[Stored dataset items]
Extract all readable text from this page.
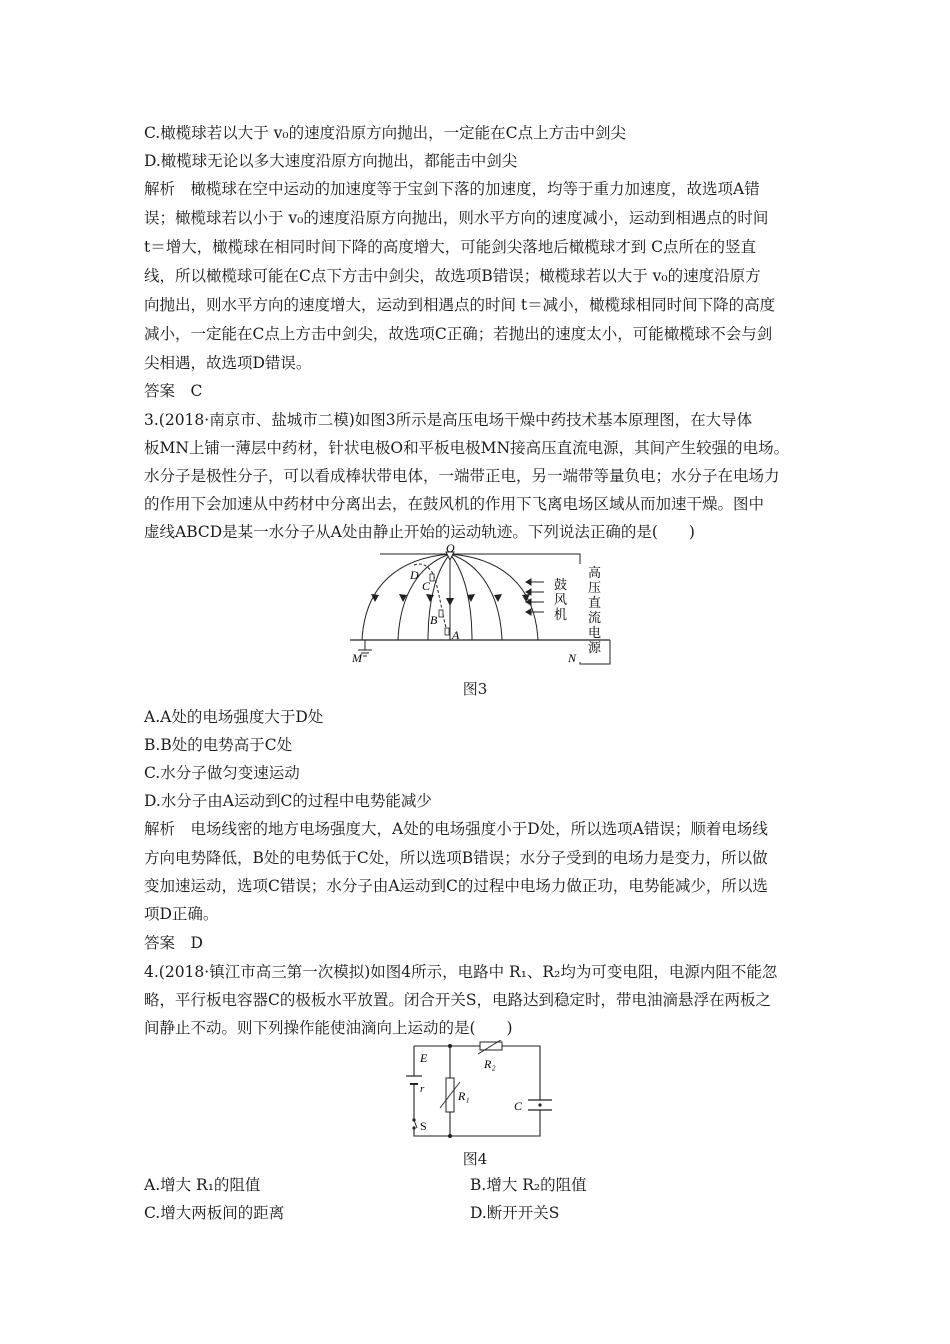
C.橄榄球若以大于 v₀的速度沿原方向抛出，一定能在C点上方击中剑尖
D.橄榄球无论以多大速度沿原方向抛出，都能击中剑尖
解析　橄榄球在空中运动的加速度等于宝剑下落的加速度，均等于重力加速度，故选项A错
误；橄榄球若以小于 v₀的速度沿原方向抛出，则水平方向的速度减小，运动到相遇点的时间
t＝增大，橄榄球在相同时间下降的高度增大，可能剑尖落地后橄榄球才到 C点所在的竖直
线，所以橄榄球可能在C点下方击中剑尖，故选项B错误；橄榄球若以大于 v₀的速度沿原方
向抛出，则水平方向的速度增大，运动到相遇点的时间 t＝减小，橄榄球相同时间下降的高度
减小，一定能在C点上方击中剑尖，故选项C正确；若抛出的速度太小，可能橄榄球不会与剑
尖相遇，故选项D错误。
答案　C
3.(2018·南京市、盐城市二模)如图3所示是高压电场干燥中药技术基本原理图，在大导体
板MN上铺一薄层中药材，针状电极O和平板电极MN接高压直流电源，其间产生较强的电场。
水分子是极性分子，可以看成棒状带电体，一端带正电，另一端带等量负电；水分子在电场力
的作用下会加速从中药材中分离出去，在鼓风机的作用下飞离电场区域从而加速干燥。图中
虚线ABCD是某一水分子从A处由静止开始的运动轨迹。下列说法正确的是(　　)
O
D
C
B
A
M	N
鼓
风
机
高
压
直
流
电
源
图3
A.A处的电场强度大于D处
B.B处的电势高于C处
C.水分子做匀变速运动
D.水分子由A运动到C的过程中电势能减少
解析　电场线密的地方电场强度大，A处的电场强度小于D处，所以选项A错误；顺着电场线
方向电势降低，B处的电势低于C处，所以选项B错误；水分子受到的电场力是变力，所以做
变加速运动，选项C错误；水分子由A运动到C的过程中电场力做正功，电势能减少，所以选
项D正确。
答案　D
4.(2018·镇江市高三第一次模拟)如图4所示，电路中 R₁、R₂均为可变电阻，电源内阻不能忽
略，平行板电容器C的极板水平放置。闭合开关S，电路达到稳定时，带电油滴悬浮在两板之
间静止不动。则下列操作能使油滴向上运动的是(　　)
E
r
S
R₁
R₂
C
图4
A.增大 R₁的阻值	B.增大 R₂的阻值
C.增大两板间的距离	D.断开开关S
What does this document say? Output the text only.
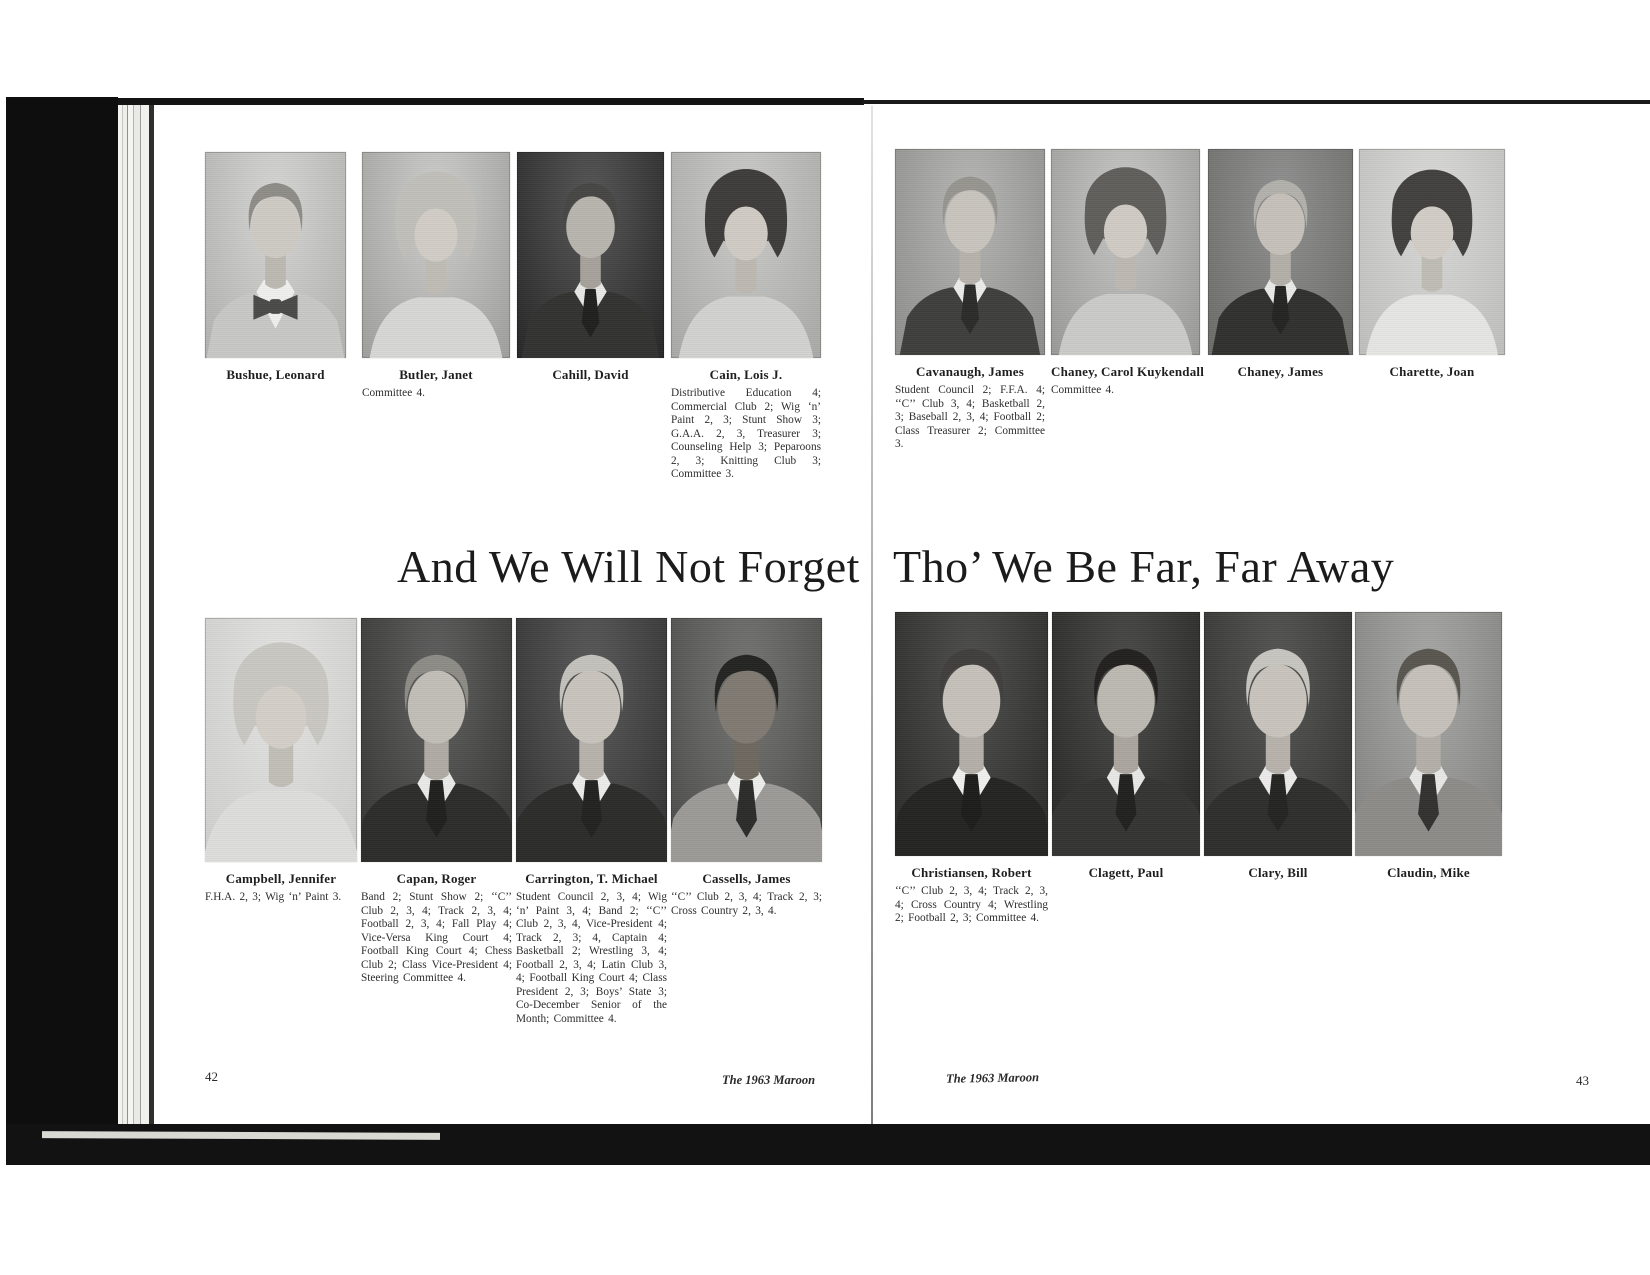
Bushue, Leonard	Butler, Janet
Committee 4.
Cahill, David	Cain, Lois J.
Distributive Education 4; Commercial Club 2; Wig ‘n’ Paint 2, 3; Stunt Show 3; G.A.A. 2, 3, Treasurer 3; Counseling Help 3; Peparoons 2, 3; Knitting Club 3; Committee 3.
And We Will Not Forget
Campbell, Jennifer
F.H.A. 2, 3; Wig ‘n’ Paint 3.
Capan, Roger
Band 2; Stunt Show 2; ‘‘C’’ Club 2, 3, 4; Track 2, 3, 4; Football 2, 3, 4; Fall Play 4; Vice-Versa King Court 4; Football King Court 4; Chess Club 2; Class Vice-President 4; Steering Committee 4.
Carrington, T. Michael
Student Council 2, 3, 4; Wig ‘n’ Paint 3, 4; Band 2; ‘‘C’’ Club 2, 3, 4, Vice-President 4; Track 2, 3; 4, Captain 4; Basketball 2; Wrestling 3, 4; Football 2, 3, 4; Latin Club 3, 4; Football King Court 4; Class President 2, 3; Boys’ State 3; Co-December Senior of the Month; Committee 4.
Cassells, James
‘‘C’’ Club 2, 3, 4; Track 2, 3; Cross Country 2, 3, 4.
42	The 1963 Maroon
Cavanaugh, James
Student Council 2; F.F.A. 4; ‘‘C’’ Club 3, 4; Basketball 2, 3; Baseball 2, 3, 4; Football 2; Class Treasurer 2; Committee 3.
Chaney, Carol Kuykendall
Committee 4.
Chaney, James	Charette, Joan
Tho’ We Be Far, Far Away
Christiansen, Robert
‘‘C’’ Club 2, 3, 4; Track 2, 3, 4; Cross Country 4; Wrestling 2; Football 2, 3; Committee 4.
Clagett, Paul	Clary, Bill	Claudin, Mike
The 1963 Maroon	43
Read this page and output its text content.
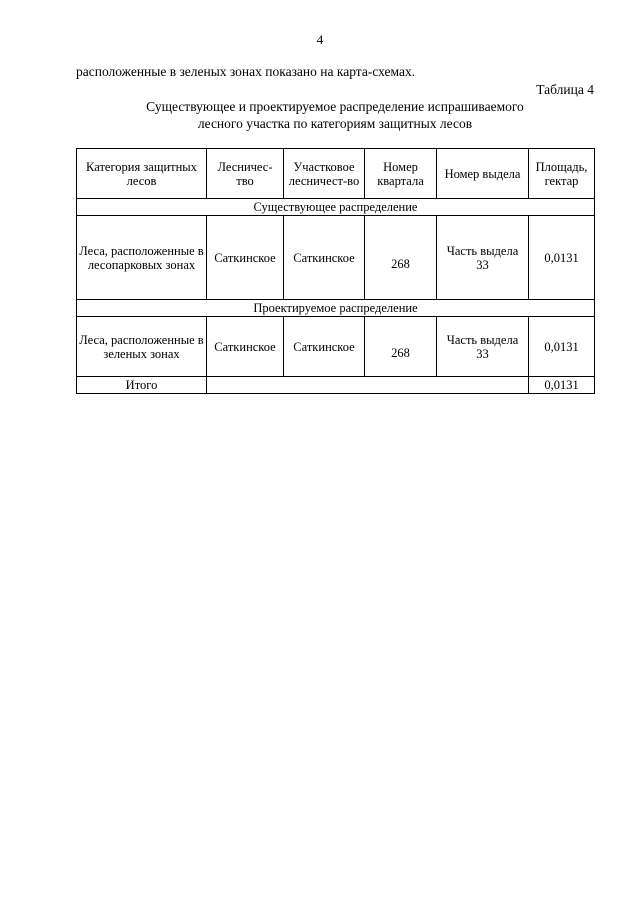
4
расположенные в зеленых зонах показано на карта-схемах.
Таблица 4
Существующее и проектируемое распределение испрашиваемого
лесного участка по категориям защитных лесов
Категория защитных лесов	Лесничес-тво	Участковое лесничест-во	Номер квартала	Номер выдела	Площадь, гектар
Существующее распределение					
Леса, расположенные в лесопарковых зонах	Саткинское	Саткинское	268	Часть выдела 33	0,0131
Проектируемое распределение					
Леса, расположенные в зеленых зонах	Саткинское	Саткинское	268	Часть выдела 33	0,0131
Итого					0,0131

● PROBLEM DETAILS
Write out each line of the data that holds the string "Stunt".

● THE RESULT
Distributive Education 4; Commercial Club 2; Wig ‘n’ Paint 2, 3; Stunt Show 3; G.A.A. 2, 3, Treasurer 3; Counseling Help 3; Peparoons 2, 3; Knitting Club 3; Committee 3.
Band 2; Stunt Show 2; ‘‘C’’ Club 2, 3, 4; Track 2, 3, 4; Football 2, 3, 4; Fall Play 4; Vice-Versa King Court 4; Football King Court 4; Chess Club 2; Class Vice-President 4; Steering Committee 4.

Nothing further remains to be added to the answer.